A block of data
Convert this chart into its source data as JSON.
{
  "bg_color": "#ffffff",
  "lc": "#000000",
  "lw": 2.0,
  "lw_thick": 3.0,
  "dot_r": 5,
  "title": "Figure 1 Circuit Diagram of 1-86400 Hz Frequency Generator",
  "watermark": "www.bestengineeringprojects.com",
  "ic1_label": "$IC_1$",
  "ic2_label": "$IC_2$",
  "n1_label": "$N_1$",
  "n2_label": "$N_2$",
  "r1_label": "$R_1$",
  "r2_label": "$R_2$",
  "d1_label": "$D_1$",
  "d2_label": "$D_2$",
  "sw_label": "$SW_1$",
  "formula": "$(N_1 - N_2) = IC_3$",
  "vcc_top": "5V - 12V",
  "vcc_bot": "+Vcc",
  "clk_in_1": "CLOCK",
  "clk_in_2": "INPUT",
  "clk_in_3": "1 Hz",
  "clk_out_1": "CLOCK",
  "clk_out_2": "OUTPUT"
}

### REQUIREMENT
Extract each line from the listing above, please, and repeat it exactly.

### TASK OUTPUT
Convert this chart into its source data as JSON.
{
  "bg_color": "#ffffff",
  "lc": "#000000",
  "lw": 2.0,
  "lw_thick": 3.0,
  "dot_r": 5,
  "title": "Figure 1 Circuit Diagram of 1-86400 Hz Frequency Generator",
  "watermark": "www.bestengineeringprojects.com",
  "ic1_label": "$IC_1$",
  "ic2_label": "$IC_2$",
  "n1_label": "$N_1$",
  "n2_label": "$N_2$",
  "r1_label": "$R_1$",
  "r2_label": "$R_2$",
  "d1_label": "$D_1$",
  "d2_label": "$D_2$",
  "sw_label": "$SW_1$",
  "formula": "$(N_1 - N_2) = IC_3$",
  "vcc_top": "5V - 12V",
  "vcc_bot": "+Vcc",
  "clk_in_1": "CLOCK",
  "clk_in_2": "INPUT",
  "clk_in_3": "1 Hz",
  "clk_out_1": "CLOCK",
  "clk_out_2": "OUTPUT"
}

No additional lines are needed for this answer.